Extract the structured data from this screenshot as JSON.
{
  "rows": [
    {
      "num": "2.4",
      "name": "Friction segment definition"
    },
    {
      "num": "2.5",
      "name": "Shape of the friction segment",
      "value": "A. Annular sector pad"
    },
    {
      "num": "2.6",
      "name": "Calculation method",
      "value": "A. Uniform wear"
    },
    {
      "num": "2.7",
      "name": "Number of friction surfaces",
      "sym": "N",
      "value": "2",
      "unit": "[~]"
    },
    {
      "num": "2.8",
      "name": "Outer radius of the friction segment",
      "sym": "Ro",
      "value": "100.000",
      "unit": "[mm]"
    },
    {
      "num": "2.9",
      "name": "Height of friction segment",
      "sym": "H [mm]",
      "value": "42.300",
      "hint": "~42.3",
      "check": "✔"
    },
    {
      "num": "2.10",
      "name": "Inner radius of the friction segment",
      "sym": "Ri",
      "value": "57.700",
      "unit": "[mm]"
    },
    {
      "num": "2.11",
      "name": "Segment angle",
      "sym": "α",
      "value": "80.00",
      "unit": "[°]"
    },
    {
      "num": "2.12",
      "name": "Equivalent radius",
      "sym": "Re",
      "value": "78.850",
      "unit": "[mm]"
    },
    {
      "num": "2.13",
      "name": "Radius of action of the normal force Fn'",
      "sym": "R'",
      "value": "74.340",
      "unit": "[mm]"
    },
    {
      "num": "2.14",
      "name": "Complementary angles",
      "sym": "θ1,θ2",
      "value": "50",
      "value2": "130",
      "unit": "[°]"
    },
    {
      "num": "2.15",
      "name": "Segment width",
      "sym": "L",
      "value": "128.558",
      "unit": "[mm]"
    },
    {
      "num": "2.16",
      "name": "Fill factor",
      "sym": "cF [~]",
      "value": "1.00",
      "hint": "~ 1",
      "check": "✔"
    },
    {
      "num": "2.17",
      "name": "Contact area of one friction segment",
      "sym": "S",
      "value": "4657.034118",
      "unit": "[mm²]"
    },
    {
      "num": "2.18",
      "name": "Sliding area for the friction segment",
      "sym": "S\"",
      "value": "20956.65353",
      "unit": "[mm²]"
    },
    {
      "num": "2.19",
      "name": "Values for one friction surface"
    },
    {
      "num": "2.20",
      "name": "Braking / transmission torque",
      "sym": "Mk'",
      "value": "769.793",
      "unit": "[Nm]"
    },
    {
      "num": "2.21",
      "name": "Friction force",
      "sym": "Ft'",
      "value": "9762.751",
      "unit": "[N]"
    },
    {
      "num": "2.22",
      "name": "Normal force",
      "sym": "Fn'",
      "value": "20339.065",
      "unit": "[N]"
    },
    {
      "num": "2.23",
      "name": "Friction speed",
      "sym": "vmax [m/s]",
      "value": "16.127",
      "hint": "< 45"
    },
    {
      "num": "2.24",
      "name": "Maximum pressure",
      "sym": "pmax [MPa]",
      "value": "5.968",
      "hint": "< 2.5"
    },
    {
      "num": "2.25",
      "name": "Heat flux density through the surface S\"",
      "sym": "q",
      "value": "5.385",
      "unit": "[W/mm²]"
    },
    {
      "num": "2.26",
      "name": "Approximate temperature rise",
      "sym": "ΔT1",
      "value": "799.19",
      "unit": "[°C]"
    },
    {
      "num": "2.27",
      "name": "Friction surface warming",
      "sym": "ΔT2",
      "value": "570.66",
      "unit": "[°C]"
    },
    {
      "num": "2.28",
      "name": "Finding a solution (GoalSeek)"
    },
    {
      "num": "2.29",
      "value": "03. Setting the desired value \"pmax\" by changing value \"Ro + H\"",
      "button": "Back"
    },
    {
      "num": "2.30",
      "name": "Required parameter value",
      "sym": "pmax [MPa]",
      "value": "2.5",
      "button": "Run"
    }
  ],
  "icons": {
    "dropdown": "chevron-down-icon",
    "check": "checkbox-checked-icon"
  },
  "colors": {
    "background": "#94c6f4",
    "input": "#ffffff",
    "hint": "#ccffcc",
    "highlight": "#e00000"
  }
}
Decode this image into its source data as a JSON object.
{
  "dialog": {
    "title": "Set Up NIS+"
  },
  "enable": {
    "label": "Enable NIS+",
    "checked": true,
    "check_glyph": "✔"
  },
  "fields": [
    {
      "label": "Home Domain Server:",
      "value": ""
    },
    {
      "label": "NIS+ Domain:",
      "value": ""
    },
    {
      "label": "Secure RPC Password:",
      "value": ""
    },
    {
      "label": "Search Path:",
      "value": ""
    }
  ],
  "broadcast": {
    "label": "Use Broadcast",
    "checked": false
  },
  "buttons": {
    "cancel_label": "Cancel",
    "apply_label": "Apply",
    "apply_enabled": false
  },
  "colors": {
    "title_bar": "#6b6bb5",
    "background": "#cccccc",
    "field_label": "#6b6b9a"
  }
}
════════════════
- **TASK GOAL**
The answer must consist solely of the number of lines in the entries that contain the word "Domain".

- **TASK RESULT**
2